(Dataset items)
+ + + + + + +
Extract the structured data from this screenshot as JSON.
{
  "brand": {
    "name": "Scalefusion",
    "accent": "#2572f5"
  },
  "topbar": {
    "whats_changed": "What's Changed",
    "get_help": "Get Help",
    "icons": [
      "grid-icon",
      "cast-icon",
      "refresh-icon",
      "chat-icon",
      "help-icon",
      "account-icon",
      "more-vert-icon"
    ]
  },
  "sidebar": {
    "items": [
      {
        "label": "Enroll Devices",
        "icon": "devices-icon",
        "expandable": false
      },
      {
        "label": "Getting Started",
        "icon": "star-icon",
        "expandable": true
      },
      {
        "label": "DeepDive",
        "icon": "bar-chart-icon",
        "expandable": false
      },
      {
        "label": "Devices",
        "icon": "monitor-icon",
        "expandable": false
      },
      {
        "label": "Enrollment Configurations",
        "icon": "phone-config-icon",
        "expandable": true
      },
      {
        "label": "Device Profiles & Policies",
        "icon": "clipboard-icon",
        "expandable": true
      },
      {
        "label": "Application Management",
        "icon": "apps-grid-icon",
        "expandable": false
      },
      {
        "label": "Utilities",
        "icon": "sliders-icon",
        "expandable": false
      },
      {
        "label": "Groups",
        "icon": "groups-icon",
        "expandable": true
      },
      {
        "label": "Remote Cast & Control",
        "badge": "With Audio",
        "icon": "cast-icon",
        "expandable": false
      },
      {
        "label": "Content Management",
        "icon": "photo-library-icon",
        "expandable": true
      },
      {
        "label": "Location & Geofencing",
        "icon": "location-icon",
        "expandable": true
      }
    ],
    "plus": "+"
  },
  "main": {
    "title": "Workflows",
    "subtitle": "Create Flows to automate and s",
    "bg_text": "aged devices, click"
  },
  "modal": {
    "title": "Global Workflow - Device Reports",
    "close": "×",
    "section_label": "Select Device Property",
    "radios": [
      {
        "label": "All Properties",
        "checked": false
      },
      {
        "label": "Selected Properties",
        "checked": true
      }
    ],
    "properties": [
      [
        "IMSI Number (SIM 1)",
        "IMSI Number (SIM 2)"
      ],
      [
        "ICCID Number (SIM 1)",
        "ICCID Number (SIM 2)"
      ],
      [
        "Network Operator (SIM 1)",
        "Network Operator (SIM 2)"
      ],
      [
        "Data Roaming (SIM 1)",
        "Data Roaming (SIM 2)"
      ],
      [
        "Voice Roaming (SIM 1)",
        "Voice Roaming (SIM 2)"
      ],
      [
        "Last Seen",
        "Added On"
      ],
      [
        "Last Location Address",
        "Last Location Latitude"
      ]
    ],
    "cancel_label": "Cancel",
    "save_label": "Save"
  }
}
+ + + + + + +
» **Goal of the exercise**: Report all lines of the data that include the word "Operator".

» **Exercise response**:
        "Network Operator (SIM 1)",
        "Network Operator (SIM 2)"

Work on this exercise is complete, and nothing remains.